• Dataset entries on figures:
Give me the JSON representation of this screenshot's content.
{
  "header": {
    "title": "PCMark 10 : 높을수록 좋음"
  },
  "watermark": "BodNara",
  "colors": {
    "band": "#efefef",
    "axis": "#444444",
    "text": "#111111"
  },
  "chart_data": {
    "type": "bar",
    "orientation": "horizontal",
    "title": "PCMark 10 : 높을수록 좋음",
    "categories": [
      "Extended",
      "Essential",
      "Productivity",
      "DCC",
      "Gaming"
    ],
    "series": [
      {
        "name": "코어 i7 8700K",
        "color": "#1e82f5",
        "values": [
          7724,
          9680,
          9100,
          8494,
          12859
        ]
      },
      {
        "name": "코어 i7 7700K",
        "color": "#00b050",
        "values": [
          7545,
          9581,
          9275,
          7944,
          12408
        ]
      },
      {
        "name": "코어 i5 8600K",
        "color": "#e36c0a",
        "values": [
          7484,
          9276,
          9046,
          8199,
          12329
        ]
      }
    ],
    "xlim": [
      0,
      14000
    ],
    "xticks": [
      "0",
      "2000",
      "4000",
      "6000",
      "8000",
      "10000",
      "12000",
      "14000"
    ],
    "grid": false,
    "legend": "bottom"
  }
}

• INSTRUCTION: Take the listing above and set it down exactly.

• ANSWER TO THE PROBLEM:
Give me the JSON representation of this screenshot's content.
{
  "header": {
    "title": "PCMark 10 : 높을수록 좋음"
  },
  "watermark": "BodNara",
  "colors": {
    "band": "#efefef",
    "axis": "#444444",
    "text": "#111111"
  },
  "chart_data": {
    "type": "bar",
    "orientation": "horizontal",
    "title": "PCMark 10 : 높을수록 좋음",
    "categories": [
      "Extended",
      "Essential",
      "Productivity",
      "DCC",
      "Gaming"
    ],
    "series": [
      {
        "name": "코어 i7 8700K",
        "color": "#1e82f5",
        "values": [
          7724,
          9680,
          9100,
          8494,
          12859
        ]
      },
      {
        "name": "코어 i7 7700K",
        "color": "#00b050",
        "values": [
          7545,
          9581,
          9275,
          7944,
          12408
        ]
      },
      {
        "name": "코어 i5 8600K",
        "color": "#e36c0a",
        "values": [
          7484,
          9276,
          9046,
          8199,
          12329
        ]
      }
    ],
    "xlim": [
      0,
      14000
    ],
    "xticks": [
      "0",
      "2000",
      "4000",
      "6000",
      "8000",
      "10000",
      "12000",
      "14000"
    ],
    "grid": false,
    "legend": "bottom"
  }
}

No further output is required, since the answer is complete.